**WORK REQUIRED**: Look below and pull out each line with the word "table".

**DATASET EXTRACT**:
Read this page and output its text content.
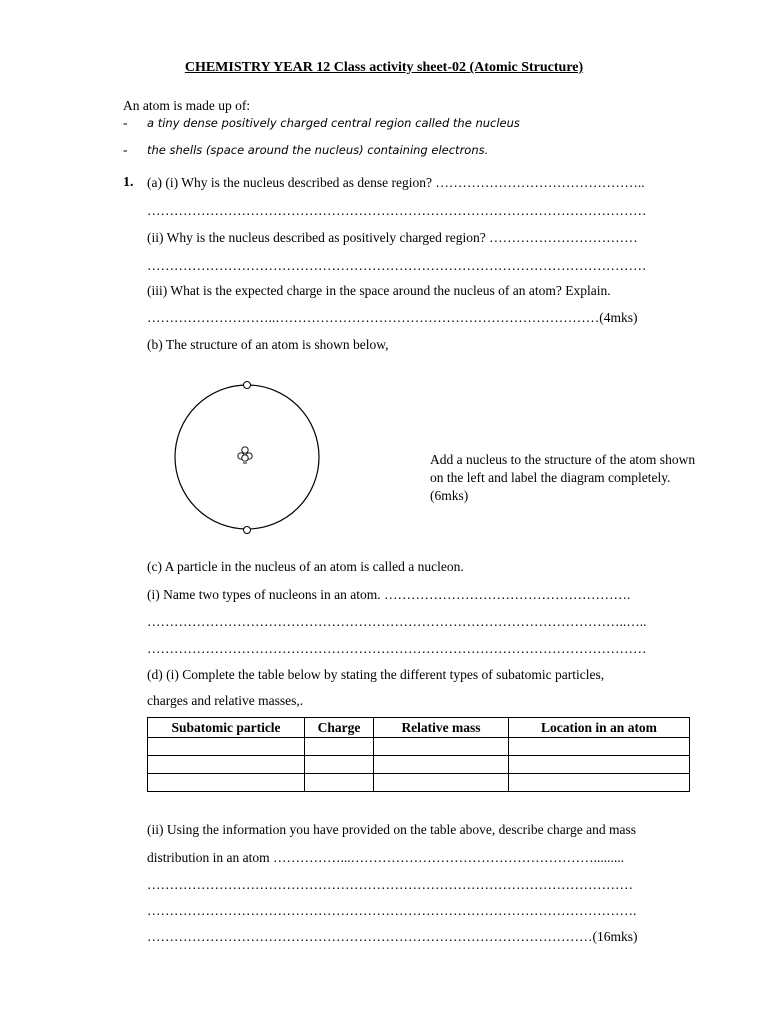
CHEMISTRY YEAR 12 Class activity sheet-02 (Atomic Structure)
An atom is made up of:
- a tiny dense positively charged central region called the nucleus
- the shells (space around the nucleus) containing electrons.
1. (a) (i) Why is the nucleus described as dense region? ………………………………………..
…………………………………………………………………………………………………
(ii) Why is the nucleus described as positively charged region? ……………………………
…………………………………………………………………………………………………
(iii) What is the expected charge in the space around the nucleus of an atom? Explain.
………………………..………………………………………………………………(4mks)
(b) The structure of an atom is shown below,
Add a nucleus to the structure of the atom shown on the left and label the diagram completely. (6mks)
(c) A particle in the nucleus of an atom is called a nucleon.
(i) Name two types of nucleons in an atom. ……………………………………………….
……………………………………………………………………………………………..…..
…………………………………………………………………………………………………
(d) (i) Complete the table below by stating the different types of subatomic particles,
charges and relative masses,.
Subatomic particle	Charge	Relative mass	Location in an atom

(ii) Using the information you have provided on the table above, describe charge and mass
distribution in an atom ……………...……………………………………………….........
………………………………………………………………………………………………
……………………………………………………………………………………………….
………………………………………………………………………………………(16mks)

**RESULT OF THIS EXERCISE**:
(d) (i) Complete the table below by stating the different types of subatomic particles,
(ii) Using the information you have provided on the table above, describe charge and mass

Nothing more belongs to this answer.